### Task objective:
Look for the string "currently" in the lines and copy each line that has it.

### Records provided:
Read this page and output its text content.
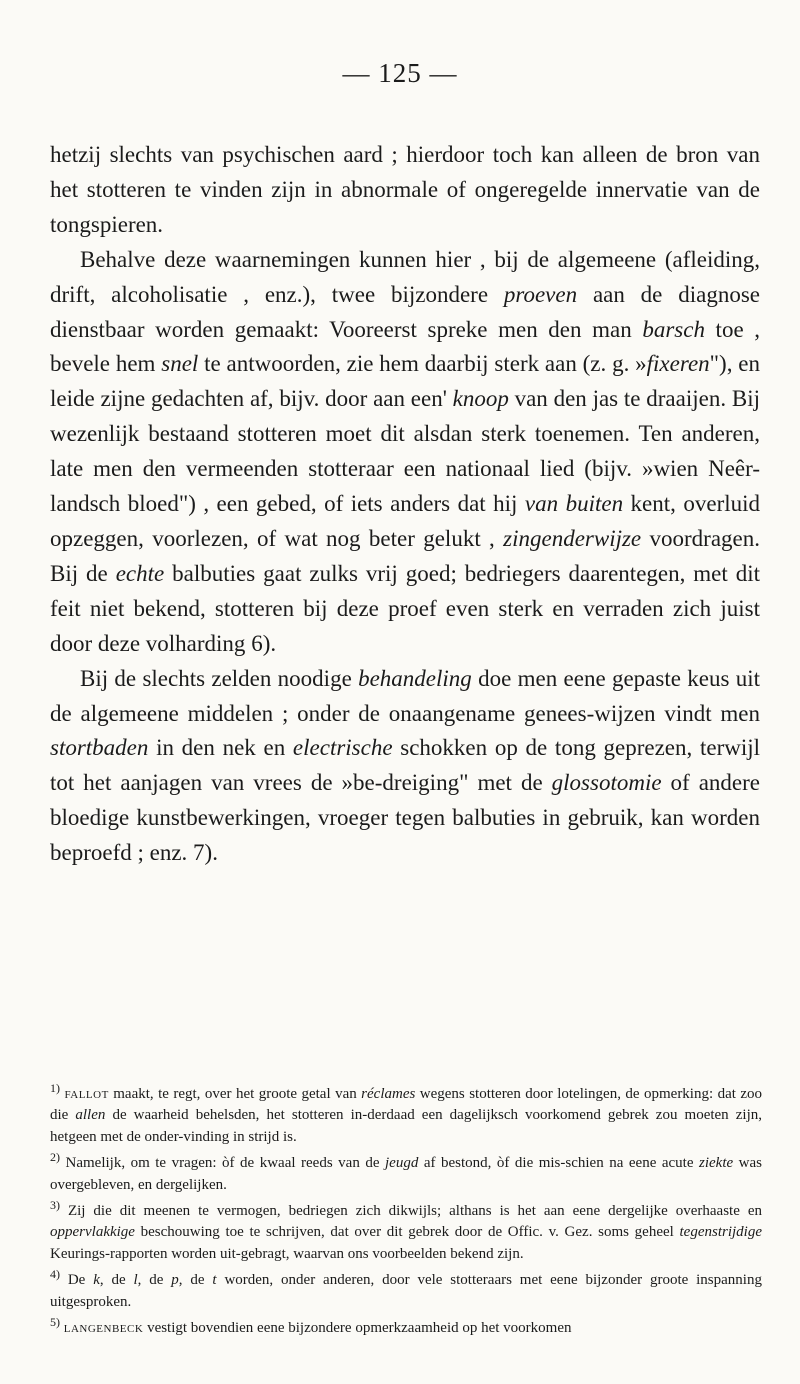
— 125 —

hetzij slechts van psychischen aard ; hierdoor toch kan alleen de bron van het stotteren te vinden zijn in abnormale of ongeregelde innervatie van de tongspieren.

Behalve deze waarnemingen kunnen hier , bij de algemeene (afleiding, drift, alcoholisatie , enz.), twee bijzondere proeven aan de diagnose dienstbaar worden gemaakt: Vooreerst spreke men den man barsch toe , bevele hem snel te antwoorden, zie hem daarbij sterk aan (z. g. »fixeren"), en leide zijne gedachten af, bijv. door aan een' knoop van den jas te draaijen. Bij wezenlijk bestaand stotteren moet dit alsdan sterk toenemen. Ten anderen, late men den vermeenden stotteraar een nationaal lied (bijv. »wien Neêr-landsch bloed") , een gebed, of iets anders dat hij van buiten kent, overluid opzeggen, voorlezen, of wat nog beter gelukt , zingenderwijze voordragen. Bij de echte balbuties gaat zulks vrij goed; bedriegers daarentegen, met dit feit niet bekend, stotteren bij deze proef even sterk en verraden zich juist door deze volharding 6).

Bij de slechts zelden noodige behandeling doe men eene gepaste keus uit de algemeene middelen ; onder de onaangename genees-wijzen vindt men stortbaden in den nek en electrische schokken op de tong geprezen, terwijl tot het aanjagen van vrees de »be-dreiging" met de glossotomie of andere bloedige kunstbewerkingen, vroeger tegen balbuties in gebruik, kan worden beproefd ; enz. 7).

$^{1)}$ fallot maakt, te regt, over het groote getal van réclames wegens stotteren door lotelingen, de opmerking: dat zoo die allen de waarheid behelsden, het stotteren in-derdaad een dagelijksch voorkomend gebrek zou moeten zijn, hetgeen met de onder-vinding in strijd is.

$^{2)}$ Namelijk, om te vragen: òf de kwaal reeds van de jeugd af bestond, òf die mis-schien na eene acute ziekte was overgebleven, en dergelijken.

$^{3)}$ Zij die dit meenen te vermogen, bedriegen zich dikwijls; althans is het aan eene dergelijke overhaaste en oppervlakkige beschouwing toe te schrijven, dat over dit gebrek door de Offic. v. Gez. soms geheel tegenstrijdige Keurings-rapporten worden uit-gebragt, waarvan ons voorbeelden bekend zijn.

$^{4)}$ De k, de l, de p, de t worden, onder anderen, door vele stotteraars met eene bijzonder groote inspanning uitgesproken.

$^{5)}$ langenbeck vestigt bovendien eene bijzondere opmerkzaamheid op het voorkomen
--
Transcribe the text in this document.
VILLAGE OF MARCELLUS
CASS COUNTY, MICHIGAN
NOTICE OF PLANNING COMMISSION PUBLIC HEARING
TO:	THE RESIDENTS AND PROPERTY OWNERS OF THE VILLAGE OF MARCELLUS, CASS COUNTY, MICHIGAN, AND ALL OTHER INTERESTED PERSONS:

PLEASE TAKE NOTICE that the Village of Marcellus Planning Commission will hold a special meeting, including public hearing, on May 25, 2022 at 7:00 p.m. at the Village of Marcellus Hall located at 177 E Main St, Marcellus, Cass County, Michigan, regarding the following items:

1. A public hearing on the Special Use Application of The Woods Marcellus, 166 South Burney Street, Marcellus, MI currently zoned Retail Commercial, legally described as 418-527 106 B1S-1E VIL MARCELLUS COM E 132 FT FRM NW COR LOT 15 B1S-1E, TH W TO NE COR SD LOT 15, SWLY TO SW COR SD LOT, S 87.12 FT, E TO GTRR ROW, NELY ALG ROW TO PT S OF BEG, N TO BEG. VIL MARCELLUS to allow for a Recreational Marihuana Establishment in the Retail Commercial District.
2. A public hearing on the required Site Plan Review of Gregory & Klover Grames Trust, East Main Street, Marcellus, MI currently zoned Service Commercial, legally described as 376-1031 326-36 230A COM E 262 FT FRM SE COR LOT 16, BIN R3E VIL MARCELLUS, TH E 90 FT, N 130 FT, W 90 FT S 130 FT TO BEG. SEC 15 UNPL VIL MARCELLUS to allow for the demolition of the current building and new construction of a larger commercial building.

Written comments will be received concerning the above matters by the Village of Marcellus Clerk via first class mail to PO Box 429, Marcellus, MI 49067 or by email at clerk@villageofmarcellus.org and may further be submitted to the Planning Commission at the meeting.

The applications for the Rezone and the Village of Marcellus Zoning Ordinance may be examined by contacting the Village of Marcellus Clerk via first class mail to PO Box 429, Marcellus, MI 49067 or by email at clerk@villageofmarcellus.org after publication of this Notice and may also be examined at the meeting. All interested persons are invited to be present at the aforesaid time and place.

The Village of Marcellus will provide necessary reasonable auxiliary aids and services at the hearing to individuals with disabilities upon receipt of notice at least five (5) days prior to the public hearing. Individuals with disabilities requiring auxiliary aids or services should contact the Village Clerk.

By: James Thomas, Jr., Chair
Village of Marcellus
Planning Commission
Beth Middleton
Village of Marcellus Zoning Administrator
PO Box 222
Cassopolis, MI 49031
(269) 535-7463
* * *
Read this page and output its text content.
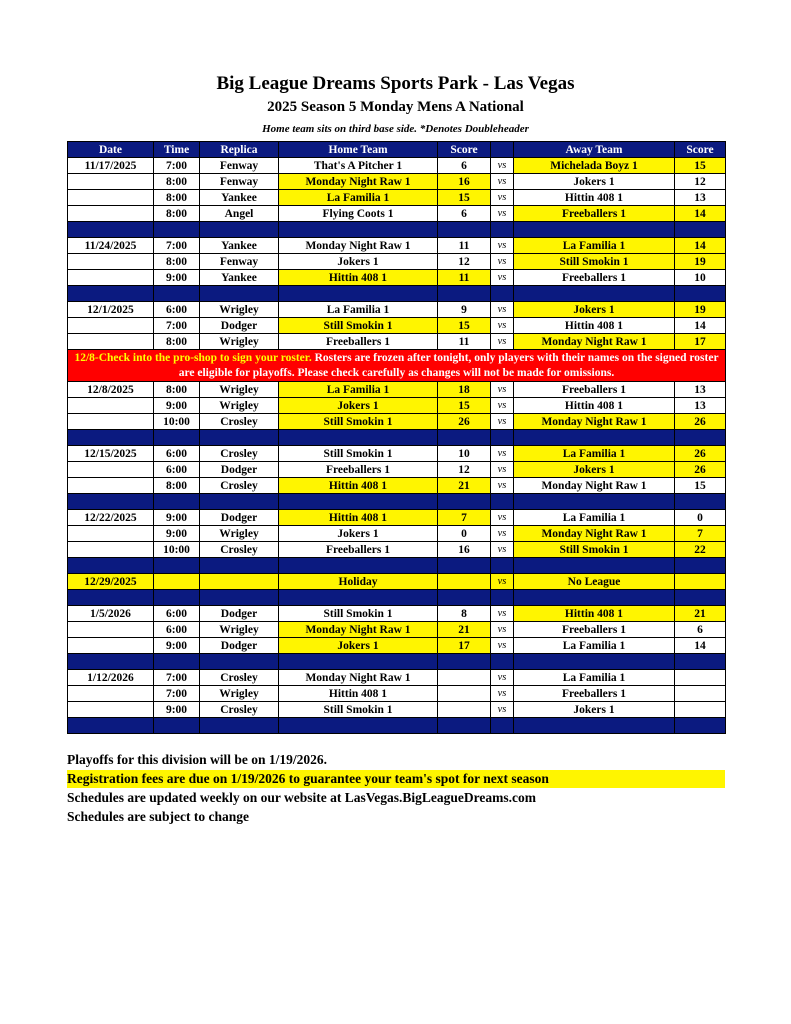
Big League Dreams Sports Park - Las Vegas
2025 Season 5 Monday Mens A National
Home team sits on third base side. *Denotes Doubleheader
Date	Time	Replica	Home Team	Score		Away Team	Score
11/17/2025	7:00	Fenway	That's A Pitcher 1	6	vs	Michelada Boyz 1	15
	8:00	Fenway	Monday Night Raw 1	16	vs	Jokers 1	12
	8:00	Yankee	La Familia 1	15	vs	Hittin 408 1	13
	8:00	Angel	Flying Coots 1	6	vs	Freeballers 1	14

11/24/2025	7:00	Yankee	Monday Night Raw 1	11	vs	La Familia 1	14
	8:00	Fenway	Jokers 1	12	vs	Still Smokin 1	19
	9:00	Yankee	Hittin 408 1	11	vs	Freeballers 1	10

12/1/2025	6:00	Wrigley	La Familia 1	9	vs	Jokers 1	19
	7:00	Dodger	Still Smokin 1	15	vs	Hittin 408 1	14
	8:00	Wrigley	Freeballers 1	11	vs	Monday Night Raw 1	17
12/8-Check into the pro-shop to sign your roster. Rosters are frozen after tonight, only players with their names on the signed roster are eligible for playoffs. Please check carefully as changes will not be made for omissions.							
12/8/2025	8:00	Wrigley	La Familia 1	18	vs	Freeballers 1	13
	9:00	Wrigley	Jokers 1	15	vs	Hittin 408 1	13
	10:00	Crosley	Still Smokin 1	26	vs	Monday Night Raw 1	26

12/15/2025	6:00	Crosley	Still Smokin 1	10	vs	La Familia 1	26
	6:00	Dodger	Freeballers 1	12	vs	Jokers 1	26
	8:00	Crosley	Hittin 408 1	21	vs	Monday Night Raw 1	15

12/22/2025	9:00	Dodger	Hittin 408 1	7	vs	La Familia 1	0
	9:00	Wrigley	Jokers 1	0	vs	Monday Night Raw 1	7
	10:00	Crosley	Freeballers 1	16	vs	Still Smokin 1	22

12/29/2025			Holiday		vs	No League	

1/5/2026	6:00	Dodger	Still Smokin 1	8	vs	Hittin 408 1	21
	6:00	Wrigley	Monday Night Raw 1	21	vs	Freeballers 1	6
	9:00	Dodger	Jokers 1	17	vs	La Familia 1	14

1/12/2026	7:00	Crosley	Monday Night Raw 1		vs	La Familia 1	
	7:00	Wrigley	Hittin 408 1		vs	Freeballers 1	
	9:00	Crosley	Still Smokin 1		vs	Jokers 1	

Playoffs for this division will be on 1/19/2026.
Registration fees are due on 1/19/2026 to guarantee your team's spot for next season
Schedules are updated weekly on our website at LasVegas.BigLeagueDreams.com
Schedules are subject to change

### Answer to this exercise:
1. A public hearing on the Special Use Application of The Woods Marcellus, 166 South Burney Street, Marcellus, MI currently zoned Retail Commercial, legally described as 418-527 106 B1S-1E VIL MARCELLUS COM E 132 FT FRM NW COR LOT 15 B1S-1E, TH W TO NE COR SD LOT 15, SWLY TO SW COR SD LOT, S 87.12 FT, E TO GTRR ROW, NELY ALG ROW TO PT S OF BEG, N TO BEG. VIL MARCELLUS to allow for a Recreational Marihuana Establishment in the Retail Commercial District.
2. A public hearing on the required Site Plan Review of Gregory & Klover Grames Trust, East Main Street, Marcellus, MI currently zoned Service Commercial, legally described as 376-1031 326-36 230A COM E 262 FT FRM SE COR LOT 16, BIN R3E VIL MARCELLUS, TH E 90 FT, N 130 FT, W 90 FT S 130 FT TO BEG. SEC 15 UNPL VIL MARCELLUS to allow for the demolition of the current building and new construction of a larger commercial building.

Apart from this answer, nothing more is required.